» **Collected data entries**
#####
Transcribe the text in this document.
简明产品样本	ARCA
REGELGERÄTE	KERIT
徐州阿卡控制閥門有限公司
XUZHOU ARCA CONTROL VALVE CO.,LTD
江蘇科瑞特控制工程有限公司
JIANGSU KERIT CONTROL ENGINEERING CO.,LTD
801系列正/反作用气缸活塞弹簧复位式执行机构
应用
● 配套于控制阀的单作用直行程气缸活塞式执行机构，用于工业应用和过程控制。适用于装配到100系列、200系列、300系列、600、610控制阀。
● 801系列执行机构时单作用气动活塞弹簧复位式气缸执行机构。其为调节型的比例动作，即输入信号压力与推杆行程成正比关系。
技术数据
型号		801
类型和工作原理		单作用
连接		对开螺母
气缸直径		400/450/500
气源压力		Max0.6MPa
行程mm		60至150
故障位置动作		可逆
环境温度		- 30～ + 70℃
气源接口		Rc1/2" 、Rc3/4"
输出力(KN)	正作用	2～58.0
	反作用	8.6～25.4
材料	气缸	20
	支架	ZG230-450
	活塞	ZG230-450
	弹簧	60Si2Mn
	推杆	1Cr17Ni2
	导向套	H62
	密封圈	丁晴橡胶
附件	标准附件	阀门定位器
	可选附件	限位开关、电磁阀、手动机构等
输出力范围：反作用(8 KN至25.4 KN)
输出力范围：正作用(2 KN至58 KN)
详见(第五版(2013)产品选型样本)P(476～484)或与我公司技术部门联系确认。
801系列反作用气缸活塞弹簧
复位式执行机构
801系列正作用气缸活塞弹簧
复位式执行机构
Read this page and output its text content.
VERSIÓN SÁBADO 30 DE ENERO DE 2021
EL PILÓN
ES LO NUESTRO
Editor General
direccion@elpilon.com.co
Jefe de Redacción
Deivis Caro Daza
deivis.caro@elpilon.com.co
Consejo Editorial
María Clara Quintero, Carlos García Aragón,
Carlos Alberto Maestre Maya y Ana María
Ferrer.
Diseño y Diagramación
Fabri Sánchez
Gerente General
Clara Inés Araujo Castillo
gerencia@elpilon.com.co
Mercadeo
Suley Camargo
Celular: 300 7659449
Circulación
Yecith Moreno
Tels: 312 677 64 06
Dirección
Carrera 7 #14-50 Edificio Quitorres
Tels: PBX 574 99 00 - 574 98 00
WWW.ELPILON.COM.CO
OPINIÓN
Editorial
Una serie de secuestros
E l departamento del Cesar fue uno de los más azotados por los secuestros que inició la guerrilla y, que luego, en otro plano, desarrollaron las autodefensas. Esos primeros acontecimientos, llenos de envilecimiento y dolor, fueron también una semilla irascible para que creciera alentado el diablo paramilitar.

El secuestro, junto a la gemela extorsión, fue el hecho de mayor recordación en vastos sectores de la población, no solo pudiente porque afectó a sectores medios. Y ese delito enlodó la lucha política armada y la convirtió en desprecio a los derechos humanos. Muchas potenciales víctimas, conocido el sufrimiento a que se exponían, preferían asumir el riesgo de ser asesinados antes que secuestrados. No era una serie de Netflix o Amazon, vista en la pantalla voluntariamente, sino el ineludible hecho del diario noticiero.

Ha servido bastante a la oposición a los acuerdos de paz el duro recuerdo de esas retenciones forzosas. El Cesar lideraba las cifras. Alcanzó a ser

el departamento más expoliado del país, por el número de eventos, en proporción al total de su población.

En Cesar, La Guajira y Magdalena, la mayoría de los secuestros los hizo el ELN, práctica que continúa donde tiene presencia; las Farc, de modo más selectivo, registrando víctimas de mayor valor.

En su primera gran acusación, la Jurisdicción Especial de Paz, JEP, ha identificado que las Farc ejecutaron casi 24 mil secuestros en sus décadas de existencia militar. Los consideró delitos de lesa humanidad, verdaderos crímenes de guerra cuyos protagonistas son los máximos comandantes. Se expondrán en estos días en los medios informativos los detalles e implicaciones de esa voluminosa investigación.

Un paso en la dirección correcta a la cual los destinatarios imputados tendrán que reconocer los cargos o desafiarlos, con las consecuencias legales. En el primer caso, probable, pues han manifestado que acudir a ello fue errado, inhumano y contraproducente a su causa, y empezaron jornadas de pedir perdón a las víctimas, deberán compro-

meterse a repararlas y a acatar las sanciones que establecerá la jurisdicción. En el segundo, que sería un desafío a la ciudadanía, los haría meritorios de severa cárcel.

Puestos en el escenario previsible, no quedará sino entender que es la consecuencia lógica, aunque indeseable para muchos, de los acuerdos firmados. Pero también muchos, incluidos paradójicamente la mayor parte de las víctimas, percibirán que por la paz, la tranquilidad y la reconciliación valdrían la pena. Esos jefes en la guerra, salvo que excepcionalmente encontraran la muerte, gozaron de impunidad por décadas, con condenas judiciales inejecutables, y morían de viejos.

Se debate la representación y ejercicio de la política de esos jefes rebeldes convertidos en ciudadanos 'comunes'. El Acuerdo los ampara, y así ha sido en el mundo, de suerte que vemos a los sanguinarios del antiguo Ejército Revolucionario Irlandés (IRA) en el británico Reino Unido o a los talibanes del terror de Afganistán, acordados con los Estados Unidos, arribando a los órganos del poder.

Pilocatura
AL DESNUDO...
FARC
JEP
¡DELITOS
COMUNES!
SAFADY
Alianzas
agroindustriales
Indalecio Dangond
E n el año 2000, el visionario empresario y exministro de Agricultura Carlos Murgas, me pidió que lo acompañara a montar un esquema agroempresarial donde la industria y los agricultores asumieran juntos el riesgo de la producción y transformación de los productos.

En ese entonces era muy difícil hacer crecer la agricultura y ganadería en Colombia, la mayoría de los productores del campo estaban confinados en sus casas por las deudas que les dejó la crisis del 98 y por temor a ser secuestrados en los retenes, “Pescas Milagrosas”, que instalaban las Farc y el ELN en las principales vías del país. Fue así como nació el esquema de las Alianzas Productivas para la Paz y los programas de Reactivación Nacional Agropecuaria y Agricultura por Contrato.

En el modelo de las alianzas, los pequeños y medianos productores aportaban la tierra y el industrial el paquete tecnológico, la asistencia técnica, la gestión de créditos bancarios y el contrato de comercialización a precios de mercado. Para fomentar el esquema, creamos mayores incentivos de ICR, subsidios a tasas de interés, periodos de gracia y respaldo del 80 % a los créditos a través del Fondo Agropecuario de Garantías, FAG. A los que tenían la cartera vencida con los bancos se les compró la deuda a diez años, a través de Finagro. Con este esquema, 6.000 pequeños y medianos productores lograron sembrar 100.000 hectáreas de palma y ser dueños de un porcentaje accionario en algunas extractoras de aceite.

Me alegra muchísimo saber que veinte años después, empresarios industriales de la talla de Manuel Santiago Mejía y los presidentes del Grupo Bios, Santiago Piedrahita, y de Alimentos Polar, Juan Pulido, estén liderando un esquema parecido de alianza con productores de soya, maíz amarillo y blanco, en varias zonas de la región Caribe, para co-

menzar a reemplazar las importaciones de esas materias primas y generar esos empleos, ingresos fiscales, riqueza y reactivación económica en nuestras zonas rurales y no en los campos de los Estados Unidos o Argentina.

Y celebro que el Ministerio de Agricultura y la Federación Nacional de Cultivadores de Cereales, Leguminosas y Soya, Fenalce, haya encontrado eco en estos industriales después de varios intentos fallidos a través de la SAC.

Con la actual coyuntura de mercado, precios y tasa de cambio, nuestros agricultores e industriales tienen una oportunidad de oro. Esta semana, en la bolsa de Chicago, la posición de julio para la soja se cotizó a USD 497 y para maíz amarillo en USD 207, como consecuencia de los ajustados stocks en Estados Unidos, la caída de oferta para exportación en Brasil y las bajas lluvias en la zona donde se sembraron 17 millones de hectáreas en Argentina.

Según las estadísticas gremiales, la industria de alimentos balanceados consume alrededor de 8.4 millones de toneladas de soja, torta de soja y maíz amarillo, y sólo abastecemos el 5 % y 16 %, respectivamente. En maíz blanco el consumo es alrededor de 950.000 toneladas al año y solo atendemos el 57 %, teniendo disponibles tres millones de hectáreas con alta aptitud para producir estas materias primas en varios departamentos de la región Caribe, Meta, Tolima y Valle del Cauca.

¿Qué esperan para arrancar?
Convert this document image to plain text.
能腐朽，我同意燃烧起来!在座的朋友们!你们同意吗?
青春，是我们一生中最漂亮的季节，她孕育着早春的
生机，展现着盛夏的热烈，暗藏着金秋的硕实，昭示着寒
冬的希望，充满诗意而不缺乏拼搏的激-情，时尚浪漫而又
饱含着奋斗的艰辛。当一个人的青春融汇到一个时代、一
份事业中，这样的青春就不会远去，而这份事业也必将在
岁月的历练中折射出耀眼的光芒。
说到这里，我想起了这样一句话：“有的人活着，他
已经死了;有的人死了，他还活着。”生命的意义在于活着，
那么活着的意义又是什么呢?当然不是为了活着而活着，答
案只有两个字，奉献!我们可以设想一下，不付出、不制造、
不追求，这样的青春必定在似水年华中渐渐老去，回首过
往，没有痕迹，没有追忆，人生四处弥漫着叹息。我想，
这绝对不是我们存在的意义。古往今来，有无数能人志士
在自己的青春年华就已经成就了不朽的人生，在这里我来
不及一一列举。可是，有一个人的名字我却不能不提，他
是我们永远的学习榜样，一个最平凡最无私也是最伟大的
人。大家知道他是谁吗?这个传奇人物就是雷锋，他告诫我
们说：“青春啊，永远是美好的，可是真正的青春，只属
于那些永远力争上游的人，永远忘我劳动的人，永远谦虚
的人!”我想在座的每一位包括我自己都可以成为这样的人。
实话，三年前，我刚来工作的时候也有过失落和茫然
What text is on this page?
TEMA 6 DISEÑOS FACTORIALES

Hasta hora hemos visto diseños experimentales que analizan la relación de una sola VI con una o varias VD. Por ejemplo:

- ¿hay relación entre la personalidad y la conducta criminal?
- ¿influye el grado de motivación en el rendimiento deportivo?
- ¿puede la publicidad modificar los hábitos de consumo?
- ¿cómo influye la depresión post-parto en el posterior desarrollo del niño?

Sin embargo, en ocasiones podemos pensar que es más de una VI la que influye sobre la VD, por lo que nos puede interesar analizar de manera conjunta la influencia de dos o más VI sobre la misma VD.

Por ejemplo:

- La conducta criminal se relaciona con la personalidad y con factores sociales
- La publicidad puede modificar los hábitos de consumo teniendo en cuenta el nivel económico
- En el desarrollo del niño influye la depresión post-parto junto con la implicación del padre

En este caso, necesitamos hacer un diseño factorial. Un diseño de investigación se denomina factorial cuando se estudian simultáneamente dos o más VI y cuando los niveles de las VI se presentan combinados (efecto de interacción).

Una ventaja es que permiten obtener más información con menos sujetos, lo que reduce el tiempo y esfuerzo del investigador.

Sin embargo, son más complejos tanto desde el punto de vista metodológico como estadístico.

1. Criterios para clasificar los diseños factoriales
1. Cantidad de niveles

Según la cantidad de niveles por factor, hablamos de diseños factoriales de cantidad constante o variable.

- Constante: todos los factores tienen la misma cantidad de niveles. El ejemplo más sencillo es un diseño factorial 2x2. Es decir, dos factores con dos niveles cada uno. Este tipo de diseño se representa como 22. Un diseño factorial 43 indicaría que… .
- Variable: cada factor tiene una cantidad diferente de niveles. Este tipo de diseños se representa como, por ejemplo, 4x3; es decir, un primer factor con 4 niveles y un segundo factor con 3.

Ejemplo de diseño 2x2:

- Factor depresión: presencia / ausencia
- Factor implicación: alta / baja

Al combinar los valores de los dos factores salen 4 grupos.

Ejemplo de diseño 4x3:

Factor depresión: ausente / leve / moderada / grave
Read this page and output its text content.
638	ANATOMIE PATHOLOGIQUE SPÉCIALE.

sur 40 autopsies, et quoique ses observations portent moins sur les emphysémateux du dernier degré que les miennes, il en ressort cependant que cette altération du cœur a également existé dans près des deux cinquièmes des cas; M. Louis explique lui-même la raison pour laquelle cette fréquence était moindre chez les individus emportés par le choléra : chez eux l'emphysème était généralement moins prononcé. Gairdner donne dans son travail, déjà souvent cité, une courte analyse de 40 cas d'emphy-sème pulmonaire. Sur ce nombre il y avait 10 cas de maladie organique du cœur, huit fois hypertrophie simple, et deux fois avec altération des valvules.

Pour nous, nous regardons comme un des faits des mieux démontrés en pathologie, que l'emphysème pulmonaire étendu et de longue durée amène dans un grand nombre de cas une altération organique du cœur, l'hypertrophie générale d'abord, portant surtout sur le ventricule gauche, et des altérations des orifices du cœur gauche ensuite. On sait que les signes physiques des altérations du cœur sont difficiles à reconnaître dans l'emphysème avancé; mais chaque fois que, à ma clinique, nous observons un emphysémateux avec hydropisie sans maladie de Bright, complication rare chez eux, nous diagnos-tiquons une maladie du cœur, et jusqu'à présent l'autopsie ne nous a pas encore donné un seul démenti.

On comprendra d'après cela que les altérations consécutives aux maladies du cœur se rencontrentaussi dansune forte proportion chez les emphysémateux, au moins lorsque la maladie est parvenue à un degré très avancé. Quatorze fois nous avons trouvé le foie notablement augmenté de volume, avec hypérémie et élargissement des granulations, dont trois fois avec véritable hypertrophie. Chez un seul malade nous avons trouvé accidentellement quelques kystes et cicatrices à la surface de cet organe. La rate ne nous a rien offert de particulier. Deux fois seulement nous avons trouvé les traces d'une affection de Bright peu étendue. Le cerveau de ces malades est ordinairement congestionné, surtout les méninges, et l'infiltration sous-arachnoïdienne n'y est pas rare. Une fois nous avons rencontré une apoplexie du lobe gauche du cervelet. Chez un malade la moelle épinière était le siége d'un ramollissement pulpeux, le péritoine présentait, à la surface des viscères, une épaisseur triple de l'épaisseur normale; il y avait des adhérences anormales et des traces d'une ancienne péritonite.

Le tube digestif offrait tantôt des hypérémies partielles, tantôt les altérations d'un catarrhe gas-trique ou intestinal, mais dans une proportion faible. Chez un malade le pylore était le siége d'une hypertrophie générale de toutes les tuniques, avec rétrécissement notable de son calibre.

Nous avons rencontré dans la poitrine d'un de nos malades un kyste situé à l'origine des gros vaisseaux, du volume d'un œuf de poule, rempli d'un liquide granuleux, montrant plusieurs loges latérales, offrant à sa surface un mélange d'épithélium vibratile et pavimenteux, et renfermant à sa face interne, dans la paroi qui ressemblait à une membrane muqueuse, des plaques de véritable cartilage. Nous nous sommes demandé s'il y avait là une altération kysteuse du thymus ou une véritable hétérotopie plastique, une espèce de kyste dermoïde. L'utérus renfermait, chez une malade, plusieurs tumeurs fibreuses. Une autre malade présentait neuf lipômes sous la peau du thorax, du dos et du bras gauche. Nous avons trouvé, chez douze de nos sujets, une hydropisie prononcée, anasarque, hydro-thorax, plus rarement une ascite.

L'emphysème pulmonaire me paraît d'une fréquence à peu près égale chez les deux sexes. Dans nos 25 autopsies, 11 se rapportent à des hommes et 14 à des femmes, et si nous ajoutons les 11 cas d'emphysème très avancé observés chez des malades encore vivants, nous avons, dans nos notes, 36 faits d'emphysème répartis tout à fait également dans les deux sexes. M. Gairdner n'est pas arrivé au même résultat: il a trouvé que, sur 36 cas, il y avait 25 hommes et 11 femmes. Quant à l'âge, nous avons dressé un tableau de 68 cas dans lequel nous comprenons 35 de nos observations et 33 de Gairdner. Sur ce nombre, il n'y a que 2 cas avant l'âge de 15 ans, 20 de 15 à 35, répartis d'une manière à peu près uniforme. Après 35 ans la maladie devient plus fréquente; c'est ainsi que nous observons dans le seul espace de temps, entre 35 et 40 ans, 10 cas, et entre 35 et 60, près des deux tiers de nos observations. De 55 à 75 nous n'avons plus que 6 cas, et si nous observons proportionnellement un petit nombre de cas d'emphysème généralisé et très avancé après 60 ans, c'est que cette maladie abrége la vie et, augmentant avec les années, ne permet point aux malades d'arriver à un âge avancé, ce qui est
#####
» **Exercise requirements**
Give solely the number of lines in the data that contain the string "investigación".

» **Result of the exercise**
2